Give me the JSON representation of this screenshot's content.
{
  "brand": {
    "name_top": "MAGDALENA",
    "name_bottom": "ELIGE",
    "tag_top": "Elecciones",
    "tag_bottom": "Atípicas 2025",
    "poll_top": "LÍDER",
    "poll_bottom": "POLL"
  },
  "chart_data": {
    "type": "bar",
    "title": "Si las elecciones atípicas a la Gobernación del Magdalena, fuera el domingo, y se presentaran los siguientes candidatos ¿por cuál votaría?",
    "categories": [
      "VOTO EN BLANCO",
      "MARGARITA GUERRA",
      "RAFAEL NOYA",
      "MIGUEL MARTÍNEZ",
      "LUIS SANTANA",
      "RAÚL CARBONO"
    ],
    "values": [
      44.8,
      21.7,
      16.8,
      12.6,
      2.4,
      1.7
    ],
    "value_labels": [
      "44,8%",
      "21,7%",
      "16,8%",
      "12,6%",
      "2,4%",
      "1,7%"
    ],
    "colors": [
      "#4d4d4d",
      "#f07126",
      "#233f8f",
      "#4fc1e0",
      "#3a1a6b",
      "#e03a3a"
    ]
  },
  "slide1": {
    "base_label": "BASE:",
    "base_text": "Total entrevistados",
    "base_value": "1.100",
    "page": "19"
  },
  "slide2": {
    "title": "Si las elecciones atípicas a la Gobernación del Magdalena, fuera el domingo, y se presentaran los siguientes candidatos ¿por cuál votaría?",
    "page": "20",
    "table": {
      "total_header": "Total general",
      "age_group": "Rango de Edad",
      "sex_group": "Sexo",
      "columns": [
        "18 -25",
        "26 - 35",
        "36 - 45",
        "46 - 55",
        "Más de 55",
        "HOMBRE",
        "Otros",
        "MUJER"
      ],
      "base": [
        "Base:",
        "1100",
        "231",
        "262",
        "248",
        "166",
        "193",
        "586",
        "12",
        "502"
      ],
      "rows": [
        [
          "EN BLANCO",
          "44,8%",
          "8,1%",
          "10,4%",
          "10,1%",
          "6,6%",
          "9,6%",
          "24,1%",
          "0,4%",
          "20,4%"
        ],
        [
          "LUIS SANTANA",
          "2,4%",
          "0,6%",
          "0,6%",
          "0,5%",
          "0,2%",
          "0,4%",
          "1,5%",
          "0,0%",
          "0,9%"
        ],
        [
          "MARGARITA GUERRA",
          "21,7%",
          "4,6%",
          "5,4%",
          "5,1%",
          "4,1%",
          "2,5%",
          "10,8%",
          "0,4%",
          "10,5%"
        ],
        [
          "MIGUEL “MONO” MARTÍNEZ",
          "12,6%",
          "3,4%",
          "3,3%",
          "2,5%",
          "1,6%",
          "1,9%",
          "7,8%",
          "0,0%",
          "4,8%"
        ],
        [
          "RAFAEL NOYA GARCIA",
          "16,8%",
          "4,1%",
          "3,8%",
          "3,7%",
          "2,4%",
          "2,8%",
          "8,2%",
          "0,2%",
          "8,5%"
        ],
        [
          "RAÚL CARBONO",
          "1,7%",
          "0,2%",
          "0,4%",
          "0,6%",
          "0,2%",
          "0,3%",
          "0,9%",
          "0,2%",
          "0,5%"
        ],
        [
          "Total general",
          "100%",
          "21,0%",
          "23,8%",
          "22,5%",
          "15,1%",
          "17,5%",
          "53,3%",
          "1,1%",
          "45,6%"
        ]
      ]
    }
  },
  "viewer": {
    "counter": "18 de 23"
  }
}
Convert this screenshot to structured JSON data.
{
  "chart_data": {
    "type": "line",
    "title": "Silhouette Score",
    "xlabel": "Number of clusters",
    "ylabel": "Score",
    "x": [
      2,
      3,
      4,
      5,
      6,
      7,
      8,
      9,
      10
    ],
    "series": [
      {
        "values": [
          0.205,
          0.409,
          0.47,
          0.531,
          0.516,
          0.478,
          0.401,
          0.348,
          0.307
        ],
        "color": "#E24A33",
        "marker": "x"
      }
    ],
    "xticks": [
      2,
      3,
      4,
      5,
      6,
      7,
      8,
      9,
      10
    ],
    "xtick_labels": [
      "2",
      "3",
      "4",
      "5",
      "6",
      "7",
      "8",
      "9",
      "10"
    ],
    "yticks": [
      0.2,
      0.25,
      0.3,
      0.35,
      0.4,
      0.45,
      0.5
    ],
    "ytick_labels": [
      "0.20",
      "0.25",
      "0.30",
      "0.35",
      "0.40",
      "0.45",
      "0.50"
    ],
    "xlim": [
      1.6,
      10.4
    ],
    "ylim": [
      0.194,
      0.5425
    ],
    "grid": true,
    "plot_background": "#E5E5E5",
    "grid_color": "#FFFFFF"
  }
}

* **Your instructions**:
Your task is to transcribe the listing above in full, exactly as given.

* **Completed exercise**:
Give me the JSON representation of this screenshot's content.
{
  "brand": {
    "name_top": "MAGDALENA",
    "name_bottom": "ELIGE",
    "tag_top": "Elecciones",
    "tag_bottom": "Atípicas 2025",
    "poll_top": "LÍDER",
    "poll_bottom": "POLL"
  },
  "chart_data": {
    "type": "bar",
    "title": "Si las elecciones atípicas a la Gobernación del Magdalena, fuera el domingo, y se presentaran los siguientes candidatos ¿por cuál votaría?",
    "categories": [
      "VOTO EN BLANCO",
      "MARGARITA GUERRA",
      "RAFAEL NOYA",
      "MIGUEL MARTÍNEZ",
      "LUIS SANTANA",
      "RAÚL CARBONO"
    ],
    "values": [
      44.8,
      21.7,
      16.8,
      12.6,
      2.4,
      1.7
    ],
    "value_labels": [
      "44,8%",
      "21,7%",
      "16,8%",
      "12,6%",
      "2,4%",
      "1,7%"
    ],
    "colors": [
      "#4d4d4d",
      "#f07126",
      "#233f8f",
      "#4fc1e0",
      "#3a1a6b",
      "#e03a3a"
    ]
  },
  "slide1": {
    "base_label": "BASE:",
    "base_text": "Total entrevistados",
    "base_value": "1.100",
    "page": "19"
  },
  "slide2": {
    "title": "Si las elecciones atípicas a la Gobernación del Magdalena, fuera el domingo, y se presentaran los siguientes candidatos ¿por cuál votaría?",
    "page": "20",
    "table": {
      "total_header": "Total general",
      "age_group": "Rango de Edad",
      "sex_group": "Sexo",
      "columns": [
        "18 -25",
        "26 - 35",
        "36 - 45",
        "46 - 55",
        "Más de 55",
        "HOMBRE",
        "Otros",
        "MUJER"
      ],
      "base": [
        "Base:",
        "1100",
        "231",
        "262",
        "248",
        "166",
        "193",
        "586",
        "12",
        "502"
      ],
      "rows": [
        [
          "EN BLANCO",
          "44,8%",
          "8,1%",
          "10,4%",
          "10,1%",
          "6,6%",
          "9,6%",
          "24,1%",
          "0,4%",
          "20,4%"
        ],
        [
          "LUIS SANTANA",
          "2,4%",
          "0,6%",
          "0,6%",
          "0,5%",
          "0,2%",
          "0,4%",
          "1,5%",
          "0,0%",
          "0,9%"
        ],
        [
          "MARGARITA GUERRA",
          "21,7%",
          "4,6%",
          "5,4%",
          "5,1%",
          "4,1%",
          "2,5%",
          "10,8%",
          "0,4%",
          "10,5%"
        ],
        [
          "MIGUEL “MONO” MARTÍNEZ",
          "12,6%",
          "3,4%",
          "3,3%",
          "2,5%",
          "1,6%",
          "1,9%",
          "7,8%",
          "0,0%",
          "4,8%"
        ],
        [
          "RAFAEL NOYA GARCIA",
          "16,8%",
          "4,1%",
          "3,8%",
          "3,7%",
          "2,4%",
          "2,8%",
          "8,2%",
          "0,2%",
          "8,5%"
        ],
        [
          "RAÚL CARBONO",
          "1,7%",
          "0,2%",
          "0,4%",
          "0,6%",
          "0,2%",
          "0,3%",
          "0,9%",
          "0,2%",
          "0,5%"
        ],
        [
          "Total general",
          "100%",
          "21,0%",
          "23,8%",
          "22,5%",
          "15,1%",
          "17,5%",
          "53,3%",
          "1,1%",
          "45,6%"
        ]
      ]
    }
  },
  "viewer": {
    "counter": "18 de 23"
  }
}
Convert this screenshot to structured JSON data.
{
  "chart_data": {
    "type": "line",
    "title": "Silhouette Score",
    "xlabel": "Number of clusters",
    "ylabel": "Score",
    "x": [
      2,
      3,
      4,
      5,
      6,
      7,
      8,
      9,
      10
    ],
    "series": [
      {
        "values": [
          0.205,
          0.409,
          0.47,
          0.531,
          0.516,
          0.478,
          0.401,
          0.348,
          0.307
        ],
        "color": "#E24A33",
        "marker": "x"
      }
    ],
    "xticks": [
      2,
      3,
      4,
      5,
      6,
      7,
      8,
      9,
      10
    ],
    "xtick_labels": [
      "2",
      "3",
      "4",
      "5",
      "6",
      "7",
      "8",
      "9",
      "10"
    ],
    "yticks": [
      0.2,
      0.25,
      0.3,
      0.35,
      0.4,
      0.45,
      0.5
    ],
    "ytick_labels": [
      "0.20",
      "0.25",
      "0.30",
      "0.35",
      "0.40",
      "0.45",
      "0.50"
    ],
    "xlim": [
      1.6,
      10.4
    ],
    "ylim": [
      0.194,
      0.5425
    ],
    "grid": true,
    "plot_background": "#E5E5E5",
    "grid_color": "#FFFFFF"
  }
}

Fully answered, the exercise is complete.